GIVEN PROBLEM
Transcribe each of the records below exactly, excluding all pictures.

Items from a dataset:
## BEGIN

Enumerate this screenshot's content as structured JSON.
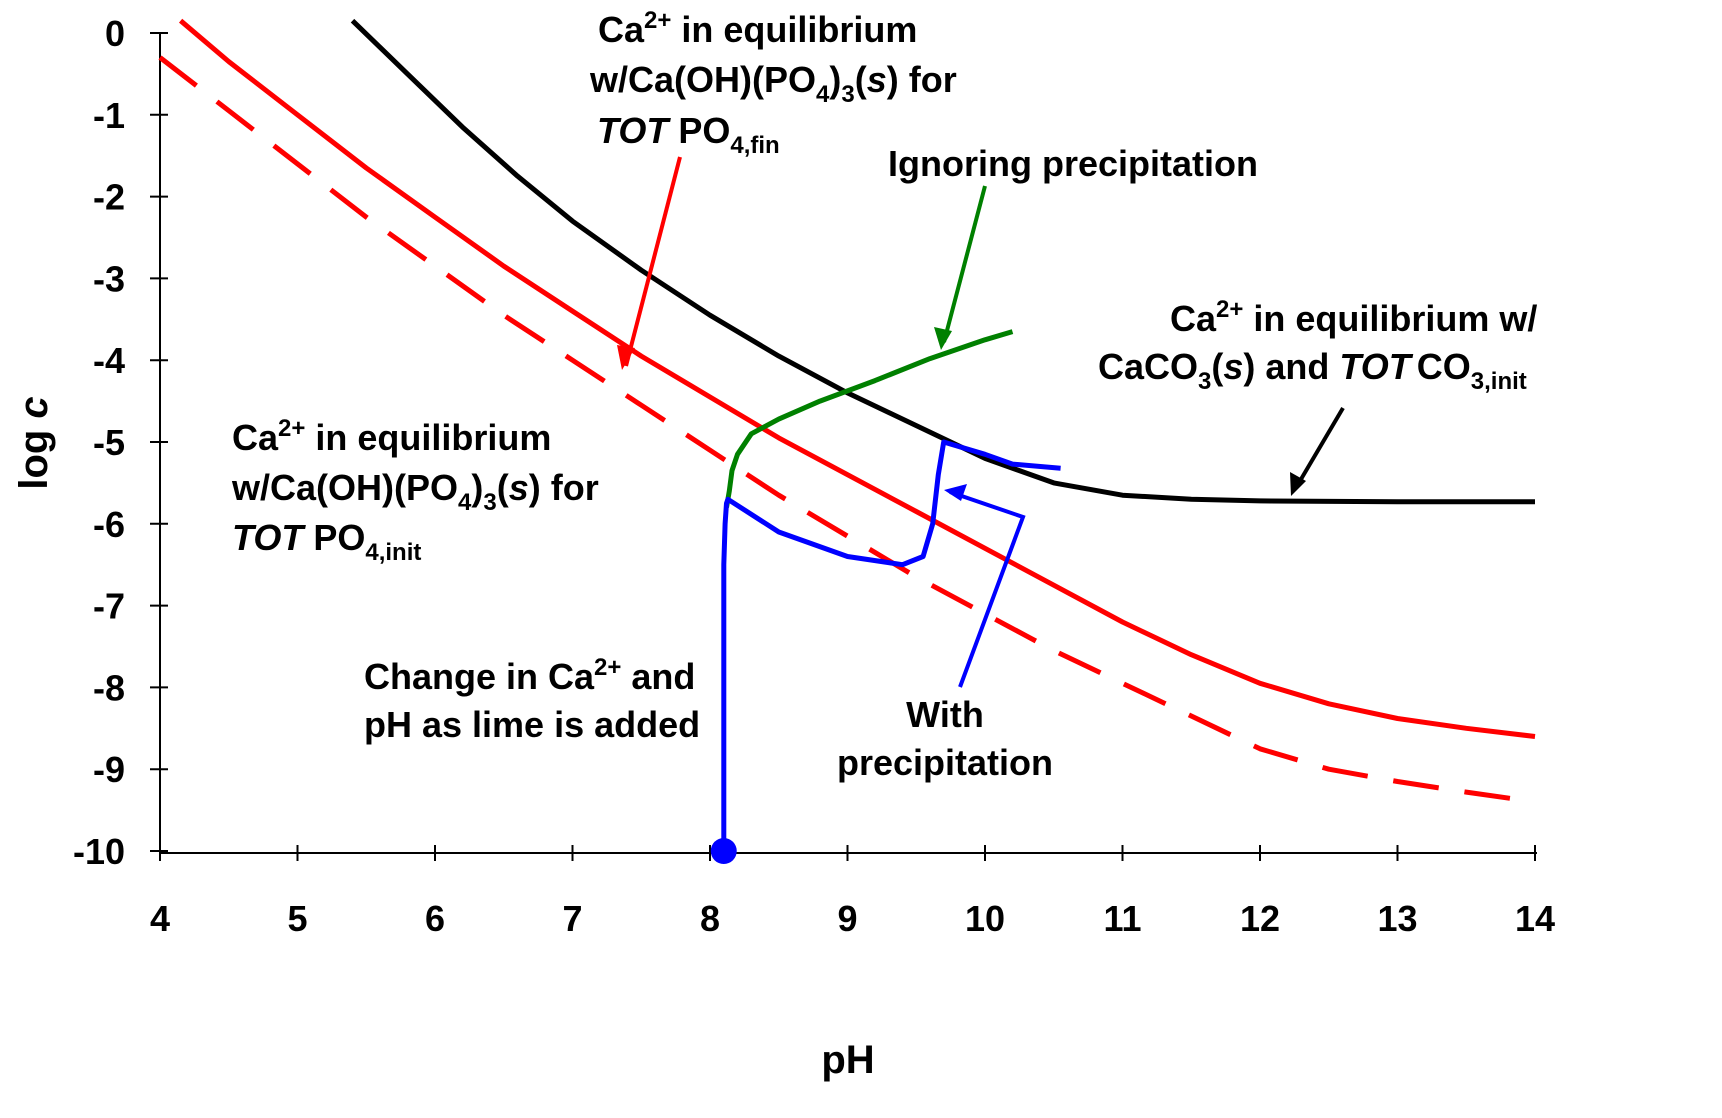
{
  "chart_data": {
    "type": "line",
    "xlabel": "pH",
    "ylabel": "log c",
    "xlim": [
      4,
      14
    ],
    "ylim": [
      -10,
      0
    ],
    "xticks": [
      "4",
      "5",
      "6",
      "7",
      "8",
      "9",
      "10",
      "11",
      "12",
      "13",
      "14"
    ],
    "yticks": [
      "0",
      "-1",
      "-2",
      "-3",
      "-4",
      "-5",
      "-6",
      "-7",
      "-8",
      "-9",
      "-10"
    ],
    "grid": false,
    "series": [
      {
        "key": "caco3",
        "color": "#000000",
        "style": "solid",
        "x": [
          5.4,
          5.8,
          6.2,
          6.6,
          7.0,
          7.5,
          8.0,
          8.5,
          9.0,
          9.5,
          10.0,
          10.5,
          11.0,
          11.5,
          12.0,
          13.0,
          14.0
        ],
        "y": [
          0.15,
          -0.5,
          -1.15,
          -1.75,
          -2.3,
          -2.9,
          -3.45,
          -3.95,
          -4.4,
          -4.8,
          -5.2,
          -5.5,
          -5.65,
          -5.7,
          -5.72,
          -5.73,
          -5.73
        ]
      },
      {
        "key": "po4_fin",
        "color": "#ff0000",
        "style": "solid",
        "x": [
          4.15,
          4.5,
          5.0,
          5.5,
          6.0,
          6.5,
          7.0,
          7.5,
          8.0,
          8.5,
          9.0,
          9.5,
          10.0,
          10.5,
          11.0,
          11.5,
          12.0,
          12.5,
          13.0,
          13.5,
          14.0
        ],
        "y": [
          0.15,
          -0.35,
          -1.0,
          -1.65,
          -2.25,
          -2.85,
          -3.4,
          -3.95,
          -4.45,
          -4.95,
          -5.4,
          -5.85,
          -6.3,
          -6.75,
          -7.2,
          -7.6,
          -7.95,
          -8.2,
          -8.38,
          -8.5,
          -8.6
        ]
      },
      {
        "key": "po4_init",
        "color": "#ff0000",
        "style": "dashed",
        "x": [
          4.0,
          4.5,
          5.0,
          5.5,
          6.0,
          6.5,
          7.0,
          7.5,
          8.0,
          8.5,
          9.0,
          9.5,
          10.0,
          10.5,
          11.0,
          11.5,
          12.0,
          12.5,
          13.0,
          13.5,
          14.0
        ],
        "y": [
          -0.3,
          -0.95,
          -1.6,
          -2.25,
          -2.85,
          -3.45,
          -4.0,
          -4.55,
          -5.1,
          -5.65,
          -6.15,
          -6.65,
          -7.1,
          -7.55,
          -7.95,
          -8.35,
          -8.75,
          -9.0,
          -9.15,
          -9.28,
          -9.4
        ]
      },
      {
        "key": "ignoring",
        "color": "#008000",
        "style": "solid",
        "x": [
          8.12,
          8.14,
          8.16,
          8.2,
          8.3,
          8.5,
          8.8,
          9.2,
          9.6,
          10.0,
          10.2
        ],
        "y": [
          -5.8,
          -5.6,
          -5.35,
          -5.15,
          -4.9,
          -4.72,
          -4.5,
          -4.25,
          -3.98,
          -3.75,
          -3.65
        ]
      },
      {
        "key": "with_precip",
        "color": "#0000ff",
        "style": "solid",
        "x": [
          8.1,
          8.1,
          8.1,
          8.11,
          8.12,
          8.13,
          8.5,
          9.0,
          9.4,
          9.55,
          9.62,
          9.66,
          9.7,
          10.0,
          10.2,
          10.55
        ],
        "y": [
          -10.0,
          -8.0,
          -6.5,
          -6.0,
          -5.75,
          -5.7,
          -6.1,
          -6.4,
          -6.5,
          -6.4,
          -6.0,
          -5.4,
          -5.0,
          -5.15,
          -5.27,
          -5.32
        ]
      }
    ],
    "marker": {
      "x": 8.1,
      "y": -10.0,
      "color": "#0000ff"
    },
    "annotations": {
      "po4_fin": [
        "Ca",
        "2+",
        " in equilibrium",
        "w/Ca(OH)(PO",
        "4",
        ")",
        "3",
        "(",
        "s",
        ") for",
        "TOT",
        "PO",
        "4,fin"
      ],
      "ignoring": "Ignoring precipitation",
      "caco3": [
        "Ca",
        "2+",
        " in equilibrium w/",
        "CaCO",
        "3",
        "(",
        "s",
        ") and ",
        "TOT",
        "CO",
        "3,init"
      ],
      "po4_init": [
        "Ca",
        "2+",
        " in equilibrium",
        "w/Ca(OH)(PO",
        "4",
        ")",
        "3",
        "(",
        "s",
        ") for",
        "TOT",
        "PO",
        "4,init"
      ],
      "lime": [
        "Change in Ca",
        "2+",
        " and",
        "pH as lime is added"
      ],
      "with_precip": [
        "With",
        "precipitation"
      ]
    }
  }
}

## END

CORRECT RESPONSE
Enumerate this screenshot's content as structured JSON.
{
  "chart_data": {
    "type": "line",
    "xlabel": "pH",
    "ylabel": "log c",
    "xlim": [
      4,
      14
    ],
    "ylim": [
      -10,
      0
    ],
    "xticks": [
      "4",
      "5",
      "6",
      "7",
      "8",
      "9",
      "10",
      "11",
      "12",
      "13",
      "14"
    ],
    "yticks": [
      "0",
      "-1",
      "-2",
      "-3",
      "-4",
      "-5",
      "-6",
      "-7",
      "-8",
      "-9",
      "-10"
    ],
    "grid": false,
    "series": [
      {
        "key": "caco3",
        "color": "#000000",
        "style": "solid",
        "x": [
          5.4,
          5.8,
          6.2,
          6.6,
          7.0,
          7.5,
          8.0,
          8.5,
          9.0,
          9.5,
          10.0,
          10.5,
          11.0,
          11.5,
          12.0,
          13.0,
          14.0
        ],
        "y": [
          0.15,
          -0.5,
          -1.15,
          -1.75,
          -2.3,
          -2.9,
          -3.45,
          -3.95,
          -4.4,
          -4.8,
          -5.2,
          -5.5,
          -5.65,
          -5.7,
          -5.72,
          -5.73,
          -5.73
        ]
      },
      {
        "key": "po4_fin",
        "color": "#ff0000",
        "style": "solid",
        "x": [
          4.15,
          4.5,
          5.0,
          5.5,
          6.0,
          6.5,
          7.0,
          7.5,
          8.0,
          8.5,
          9.0,
          9.5,
          10.0,
          10.5,
          11.0,
          11.5,
          12.0,
          12.5,
          13.0,
          13.5,
          14.0
        ],
        "y": [
          0.15,
          -0.35,
          -1.0,
          -1.65,
          -2.25,
          -2.85,
          -3.4,
          -3.95,
          -4.45,
          -4.95,
          -5.4,
          -5.85,
          -6.3,
          -6.75,
          -7.2,
          -7.6,
          -7.95,
          -8.2,
          -8.38,
          -8.5,
          -8.6
        ]
      },
      {
        "key": "po4_init",
        "color": "#ff0000",
        "style": "dashed",
        "x": [
          4.0,
          4.5,
          5.0,
          5.5,
          6.0,
          6.5,
          7.0,
          7.5,
          8.0,
          8.5,
          9.0,
          9.5,
          10.0,
          10.5,
          11.0,
          11.5,
          12.0,
          12.5,
          13.0,
          13.5,
          14.0
        ],
        "y": [
          -0.3,
          -0.95,
          -1.6,
          -2.25,
          -2.85,
          -3.45,
          -4.0,
          -4.55,
          -5.1,
          -5.65,
          -6.15,
          -6.65,
          -7.1,
          -7.55,
          -7.95,
          -8.35,
          -8.75,
          -9.0,
          -9.15,
          -9.28,
          -9.4
        ]
      },
      {
        "key": "ignoring",
        "color": "#008000",
        "style": "solid",
        "x": [
          8.12,
          8.14,
          8.16,
          8.2,
          8.3,
          8.5,
          8.8,
          9.2,
          9.6,
          10.0,
          10.2
        ],
        "y": [
          -5.8,
          -5.6,
          -5.35,
          -5.15,
          -4.9,
          -4.72,
          -4.5,
          -4.25,
          -3.98,
          -3.75,
          -3.65
        ]
      },
      {
        "key": "with_precip",
        "color": "#0000ff",
        "style": "solid",
        "x": [
          8.1,
          8.1,
          8.1,
          8.11,
          8.12,
          8.13,
          8.5,
          9.0,
          9.4,
          9.55,
          9.62,
          9.66,
          9.7,
          10.0,
          10.2,
          10.55
        ],
        "y": [
          -10.0,
          -8.0,
          -6.5,
          -6.0,
          -5.75,
          -5.7,
          -6.1,
          -6.4,
          -6.5,
          -6.4,
          -6.0,
          -5.4,
          -5.0,
          -5.15,
          -5.27,
          -5.32
        ]
      }
    ],
    "marker": {
      "x": 8.1,
      "y": -10.0,
      "color": "#0000ff"
    },
    "annotations": {
      "po4_fin": [
        "Ca",
        "2+",
        " in equilibrium",
        "w/Ca(OH)(PO",
        "4",
        ")",
        "3",
        "(",
        "s",
        ") for",
        "TOT",
        "PO",
        "4,fin"
      ],
      "ignoring": "Ignoring precipitation",
      "caco3": [
        "Ca",
        "2+",
        " in equilibrium w/",
        "CaCO",
        "3",
        "(",
        "s",
        ") and ",
        "TOT",
        "CO",
        "3,init"
      ],
      "po4_init": [
        "Ca",
        "2+",
        " in equilibrium",
        "w/Ca(OH)(PO",
        "4",
        ")",
        "3",
        "(",
        "s",
        ") for",
        "TOT",
        "PO",
        "4,init"
      ],
      "lime": [
        "Change in Ca",
        "2+",
        " and",
        "pH as lime is added"
      ],
      "with_precip": [
        "With",
        "precipitation"
      ]
    }
  }
}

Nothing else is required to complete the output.